__AIM__
Give the number of lines in the listing that hold the word "image". Write nothing but that number.

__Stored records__
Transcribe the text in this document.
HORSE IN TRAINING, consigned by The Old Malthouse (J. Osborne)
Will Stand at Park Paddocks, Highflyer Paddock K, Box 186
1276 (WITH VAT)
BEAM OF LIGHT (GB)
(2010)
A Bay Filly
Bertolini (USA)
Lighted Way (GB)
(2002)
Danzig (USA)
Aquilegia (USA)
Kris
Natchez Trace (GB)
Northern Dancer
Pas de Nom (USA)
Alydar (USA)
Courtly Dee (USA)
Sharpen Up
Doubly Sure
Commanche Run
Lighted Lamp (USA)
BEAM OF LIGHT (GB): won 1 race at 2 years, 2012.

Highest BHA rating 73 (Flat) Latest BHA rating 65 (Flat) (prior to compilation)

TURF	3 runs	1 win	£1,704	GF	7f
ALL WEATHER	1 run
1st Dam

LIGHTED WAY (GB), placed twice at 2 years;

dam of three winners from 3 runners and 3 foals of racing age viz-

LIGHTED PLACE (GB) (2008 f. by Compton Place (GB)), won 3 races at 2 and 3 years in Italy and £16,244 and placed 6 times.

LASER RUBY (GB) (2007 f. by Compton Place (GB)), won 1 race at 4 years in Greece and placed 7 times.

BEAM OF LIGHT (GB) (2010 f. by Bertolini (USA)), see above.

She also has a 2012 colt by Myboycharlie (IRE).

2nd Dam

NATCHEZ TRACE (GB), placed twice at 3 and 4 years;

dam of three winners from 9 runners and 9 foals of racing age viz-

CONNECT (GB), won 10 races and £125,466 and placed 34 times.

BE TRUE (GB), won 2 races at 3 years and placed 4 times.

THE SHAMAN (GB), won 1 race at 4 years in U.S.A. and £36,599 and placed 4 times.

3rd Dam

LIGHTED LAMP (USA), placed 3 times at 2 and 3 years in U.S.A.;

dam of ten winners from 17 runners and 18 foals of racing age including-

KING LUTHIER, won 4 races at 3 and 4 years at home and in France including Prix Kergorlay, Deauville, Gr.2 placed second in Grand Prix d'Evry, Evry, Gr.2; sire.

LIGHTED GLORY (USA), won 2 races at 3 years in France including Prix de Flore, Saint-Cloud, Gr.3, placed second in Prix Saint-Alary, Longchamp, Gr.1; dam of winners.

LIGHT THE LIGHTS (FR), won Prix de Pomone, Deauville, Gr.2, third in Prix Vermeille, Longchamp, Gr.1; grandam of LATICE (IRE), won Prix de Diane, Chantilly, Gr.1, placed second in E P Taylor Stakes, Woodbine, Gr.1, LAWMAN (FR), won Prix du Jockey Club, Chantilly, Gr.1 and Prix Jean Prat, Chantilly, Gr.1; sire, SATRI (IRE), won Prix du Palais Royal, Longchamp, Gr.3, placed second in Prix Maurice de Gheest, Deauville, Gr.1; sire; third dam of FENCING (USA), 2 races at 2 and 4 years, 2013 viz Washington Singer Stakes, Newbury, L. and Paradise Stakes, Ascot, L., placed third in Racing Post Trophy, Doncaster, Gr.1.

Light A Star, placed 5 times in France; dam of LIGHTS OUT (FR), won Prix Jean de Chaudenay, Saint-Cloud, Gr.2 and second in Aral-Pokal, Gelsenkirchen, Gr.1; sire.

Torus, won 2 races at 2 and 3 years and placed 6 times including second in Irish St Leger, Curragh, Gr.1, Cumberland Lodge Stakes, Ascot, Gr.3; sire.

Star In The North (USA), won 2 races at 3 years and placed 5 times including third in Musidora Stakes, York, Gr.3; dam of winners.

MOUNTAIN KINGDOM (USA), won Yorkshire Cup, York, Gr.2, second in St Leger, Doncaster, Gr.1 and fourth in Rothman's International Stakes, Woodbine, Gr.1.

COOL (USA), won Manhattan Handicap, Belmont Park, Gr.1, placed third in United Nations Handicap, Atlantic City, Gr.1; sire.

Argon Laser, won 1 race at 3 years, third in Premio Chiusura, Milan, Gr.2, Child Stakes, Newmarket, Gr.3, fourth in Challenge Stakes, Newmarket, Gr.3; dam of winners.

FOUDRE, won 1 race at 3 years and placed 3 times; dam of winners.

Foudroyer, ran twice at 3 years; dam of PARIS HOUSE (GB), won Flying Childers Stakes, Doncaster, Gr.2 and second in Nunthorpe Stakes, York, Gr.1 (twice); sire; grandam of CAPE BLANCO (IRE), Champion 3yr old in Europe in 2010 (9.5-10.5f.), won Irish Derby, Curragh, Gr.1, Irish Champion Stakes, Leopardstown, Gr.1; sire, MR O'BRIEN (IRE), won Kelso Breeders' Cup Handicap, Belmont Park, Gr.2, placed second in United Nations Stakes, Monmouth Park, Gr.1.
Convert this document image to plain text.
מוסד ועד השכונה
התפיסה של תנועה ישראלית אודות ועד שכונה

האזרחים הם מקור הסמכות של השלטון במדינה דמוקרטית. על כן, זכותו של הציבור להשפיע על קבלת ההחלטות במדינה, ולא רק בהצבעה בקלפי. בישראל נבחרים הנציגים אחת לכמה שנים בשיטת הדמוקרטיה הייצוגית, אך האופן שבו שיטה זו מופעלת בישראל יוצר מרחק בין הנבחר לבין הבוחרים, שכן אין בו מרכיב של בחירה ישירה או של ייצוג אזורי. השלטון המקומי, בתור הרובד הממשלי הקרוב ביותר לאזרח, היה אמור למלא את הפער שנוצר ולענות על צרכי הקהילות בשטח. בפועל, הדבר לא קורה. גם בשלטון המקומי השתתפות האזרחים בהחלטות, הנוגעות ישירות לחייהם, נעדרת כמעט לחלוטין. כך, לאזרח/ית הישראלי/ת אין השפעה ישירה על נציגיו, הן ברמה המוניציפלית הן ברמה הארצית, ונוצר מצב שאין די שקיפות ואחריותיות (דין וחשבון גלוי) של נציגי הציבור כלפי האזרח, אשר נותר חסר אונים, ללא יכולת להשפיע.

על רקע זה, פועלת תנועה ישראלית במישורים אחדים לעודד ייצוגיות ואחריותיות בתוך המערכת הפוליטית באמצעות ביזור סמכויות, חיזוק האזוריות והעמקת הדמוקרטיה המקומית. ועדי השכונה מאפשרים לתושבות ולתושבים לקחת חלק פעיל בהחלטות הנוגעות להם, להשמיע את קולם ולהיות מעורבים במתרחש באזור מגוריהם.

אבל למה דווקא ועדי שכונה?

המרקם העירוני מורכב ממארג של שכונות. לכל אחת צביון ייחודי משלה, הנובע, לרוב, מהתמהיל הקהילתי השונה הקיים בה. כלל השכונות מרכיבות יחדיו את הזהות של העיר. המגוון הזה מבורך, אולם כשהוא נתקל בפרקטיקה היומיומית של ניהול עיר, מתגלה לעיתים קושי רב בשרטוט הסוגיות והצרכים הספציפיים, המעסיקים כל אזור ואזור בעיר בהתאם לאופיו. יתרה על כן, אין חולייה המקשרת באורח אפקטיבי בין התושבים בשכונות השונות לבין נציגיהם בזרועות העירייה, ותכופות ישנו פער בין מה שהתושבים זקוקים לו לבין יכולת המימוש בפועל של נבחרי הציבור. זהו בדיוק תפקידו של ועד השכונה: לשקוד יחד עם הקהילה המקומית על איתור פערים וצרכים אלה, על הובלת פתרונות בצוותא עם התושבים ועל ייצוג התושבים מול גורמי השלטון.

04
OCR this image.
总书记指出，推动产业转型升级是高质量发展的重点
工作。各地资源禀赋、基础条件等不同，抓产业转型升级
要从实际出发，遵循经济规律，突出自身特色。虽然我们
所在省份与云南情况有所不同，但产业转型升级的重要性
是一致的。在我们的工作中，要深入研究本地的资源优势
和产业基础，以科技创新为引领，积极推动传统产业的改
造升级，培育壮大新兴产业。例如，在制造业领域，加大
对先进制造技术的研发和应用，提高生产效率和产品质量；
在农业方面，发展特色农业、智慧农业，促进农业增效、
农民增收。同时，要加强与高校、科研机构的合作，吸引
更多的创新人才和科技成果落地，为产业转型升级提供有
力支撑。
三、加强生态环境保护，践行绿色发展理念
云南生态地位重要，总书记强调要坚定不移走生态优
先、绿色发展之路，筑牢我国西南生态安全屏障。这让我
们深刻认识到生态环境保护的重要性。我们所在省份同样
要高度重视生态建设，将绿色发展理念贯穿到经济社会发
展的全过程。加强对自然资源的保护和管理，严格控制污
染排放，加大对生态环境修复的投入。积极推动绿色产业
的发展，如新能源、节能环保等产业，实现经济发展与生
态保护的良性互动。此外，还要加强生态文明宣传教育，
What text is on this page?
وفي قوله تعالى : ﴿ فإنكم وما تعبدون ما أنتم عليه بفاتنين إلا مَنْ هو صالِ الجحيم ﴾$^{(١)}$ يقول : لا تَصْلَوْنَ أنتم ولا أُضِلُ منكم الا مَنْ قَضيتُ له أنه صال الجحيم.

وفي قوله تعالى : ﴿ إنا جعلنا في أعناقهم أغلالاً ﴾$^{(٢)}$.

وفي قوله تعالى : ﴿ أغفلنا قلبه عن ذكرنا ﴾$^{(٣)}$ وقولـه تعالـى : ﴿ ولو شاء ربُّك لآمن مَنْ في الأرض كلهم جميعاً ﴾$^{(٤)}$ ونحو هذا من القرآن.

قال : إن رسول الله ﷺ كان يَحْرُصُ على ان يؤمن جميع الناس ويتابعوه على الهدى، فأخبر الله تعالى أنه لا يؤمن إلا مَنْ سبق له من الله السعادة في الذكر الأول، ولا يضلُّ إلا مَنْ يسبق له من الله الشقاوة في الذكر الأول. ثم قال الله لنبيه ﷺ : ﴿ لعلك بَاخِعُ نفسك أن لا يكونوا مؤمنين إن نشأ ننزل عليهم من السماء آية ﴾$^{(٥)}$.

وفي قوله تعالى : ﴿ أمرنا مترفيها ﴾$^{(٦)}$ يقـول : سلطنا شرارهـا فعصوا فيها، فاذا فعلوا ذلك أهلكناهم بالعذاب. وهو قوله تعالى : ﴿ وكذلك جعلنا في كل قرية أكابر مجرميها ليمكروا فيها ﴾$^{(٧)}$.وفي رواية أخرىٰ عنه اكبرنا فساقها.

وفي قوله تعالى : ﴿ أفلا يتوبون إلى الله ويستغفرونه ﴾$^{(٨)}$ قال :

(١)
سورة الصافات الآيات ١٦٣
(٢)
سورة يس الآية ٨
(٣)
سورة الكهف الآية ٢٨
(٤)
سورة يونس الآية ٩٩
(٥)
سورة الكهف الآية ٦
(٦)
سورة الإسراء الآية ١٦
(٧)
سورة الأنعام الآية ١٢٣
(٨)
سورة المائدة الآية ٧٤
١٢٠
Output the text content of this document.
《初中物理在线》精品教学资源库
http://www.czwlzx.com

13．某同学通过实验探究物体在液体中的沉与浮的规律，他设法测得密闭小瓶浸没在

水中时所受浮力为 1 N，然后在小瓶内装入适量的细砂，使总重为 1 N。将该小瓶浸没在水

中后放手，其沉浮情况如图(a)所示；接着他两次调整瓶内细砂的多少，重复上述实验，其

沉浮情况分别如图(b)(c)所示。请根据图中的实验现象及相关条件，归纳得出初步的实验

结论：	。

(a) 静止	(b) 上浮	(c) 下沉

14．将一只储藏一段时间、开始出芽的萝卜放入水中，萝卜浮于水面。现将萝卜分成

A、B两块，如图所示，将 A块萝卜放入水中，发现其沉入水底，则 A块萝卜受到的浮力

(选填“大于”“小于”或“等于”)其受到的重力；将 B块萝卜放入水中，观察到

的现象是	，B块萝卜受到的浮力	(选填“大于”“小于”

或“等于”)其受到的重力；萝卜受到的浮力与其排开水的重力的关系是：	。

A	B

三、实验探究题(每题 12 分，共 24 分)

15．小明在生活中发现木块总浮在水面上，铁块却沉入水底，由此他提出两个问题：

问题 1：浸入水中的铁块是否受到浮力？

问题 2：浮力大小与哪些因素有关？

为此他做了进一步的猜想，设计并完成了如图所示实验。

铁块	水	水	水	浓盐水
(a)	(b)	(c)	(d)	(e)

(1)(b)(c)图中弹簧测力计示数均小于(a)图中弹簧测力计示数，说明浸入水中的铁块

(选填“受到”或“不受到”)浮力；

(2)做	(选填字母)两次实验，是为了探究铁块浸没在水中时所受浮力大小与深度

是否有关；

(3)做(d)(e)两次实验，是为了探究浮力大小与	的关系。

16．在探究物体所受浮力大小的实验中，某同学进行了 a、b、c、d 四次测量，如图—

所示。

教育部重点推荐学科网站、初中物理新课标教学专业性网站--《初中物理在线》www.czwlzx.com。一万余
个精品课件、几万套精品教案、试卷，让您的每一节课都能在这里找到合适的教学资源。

__SOLUTION FOR THIS PROBLEM__
2